=== Given passage ===
============================================================

Hearing that, we might also discern an invitation that concerns passing the story, the gospel, the good news on from one generation to the next, and thus hear beyond the story of the birth of a child into the story of a birth of a movement of spirit and grace in the world.
Matthew focuses his genesis story on Joseph, but again, something is lost and, perhaps, something found in the matter of translation.
Matthew calls Joseph a “righteous man,” and we might miss that if we read with only contemporary eyes, through which it might be difficult to see righteousness in abandoning a young woman. However, in first century Palestinian culture, the appropriate and expected reaction to Mary’s situation would be to stone her. Seen in that light, Joseph is, indeed full of faith and grace.
Matthew goes on to inform us that all this happens to fulfill the word of the prophet Isaiah. Here again, however, something is lost in translation. The text of Isaiah available to the author of Matthew was the Septuagint, a Greek translation of the Hebrew. In the original, Isaiah’s words are more accurately translated as “young woman” than as “virgin,” as the Hebrew almah refers to a young woman of marriageable age.

============================================================

=== Data records ===
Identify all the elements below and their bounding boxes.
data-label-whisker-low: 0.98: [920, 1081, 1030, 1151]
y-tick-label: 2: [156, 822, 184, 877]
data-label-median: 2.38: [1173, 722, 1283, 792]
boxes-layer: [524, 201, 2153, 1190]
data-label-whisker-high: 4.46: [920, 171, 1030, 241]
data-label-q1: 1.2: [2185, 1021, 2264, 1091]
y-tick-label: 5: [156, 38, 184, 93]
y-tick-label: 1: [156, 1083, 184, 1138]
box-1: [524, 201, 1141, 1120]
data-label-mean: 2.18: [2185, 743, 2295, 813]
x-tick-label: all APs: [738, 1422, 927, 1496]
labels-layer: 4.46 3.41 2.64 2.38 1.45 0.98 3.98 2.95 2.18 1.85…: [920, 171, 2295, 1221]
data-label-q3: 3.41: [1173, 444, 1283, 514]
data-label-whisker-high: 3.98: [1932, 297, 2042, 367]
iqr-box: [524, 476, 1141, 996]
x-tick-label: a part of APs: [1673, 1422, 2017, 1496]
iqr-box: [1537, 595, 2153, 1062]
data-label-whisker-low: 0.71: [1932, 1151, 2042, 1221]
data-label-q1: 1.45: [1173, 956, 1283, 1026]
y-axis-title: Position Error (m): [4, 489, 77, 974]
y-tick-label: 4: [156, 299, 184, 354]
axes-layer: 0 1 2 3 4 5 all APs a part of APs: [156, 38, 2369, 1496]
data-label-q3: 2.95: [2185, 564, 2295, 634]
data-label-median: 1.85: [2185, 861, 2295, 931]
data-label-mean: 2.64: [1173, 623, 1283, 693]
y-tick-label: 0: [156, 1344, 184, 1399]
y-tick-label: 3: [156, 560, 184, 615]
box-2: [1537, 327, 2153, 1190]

============================================================

=== Problems and tasks ===
1. Name every person the passage on Matthew's genesis story mentions by name.
2. Rewrite the passage on Matthew's genesis story starting at "Matthew focuses his" and ending at "faith and grace.", with "contemporary eyes" swapped for "modern eyes".

=== Exercise responses ===
1. Matthew, Joseph, Mary, Isaiah

2.
Matthew focuses his genesis story on Joseph, but again, something is lost and, perhaps, something found in the matter of translation.
Matthew calls Joseph a “righteous man,” and we might miss that if we read with only modern eyes, through which it might be difficult to see righteousness in abandoning a young woman. However, in first century Palestinian culture, the appropriate and expected reaction to Mary’s situation would be to stone her. Seen in that light, Joseph is, indeed full of faith and grace.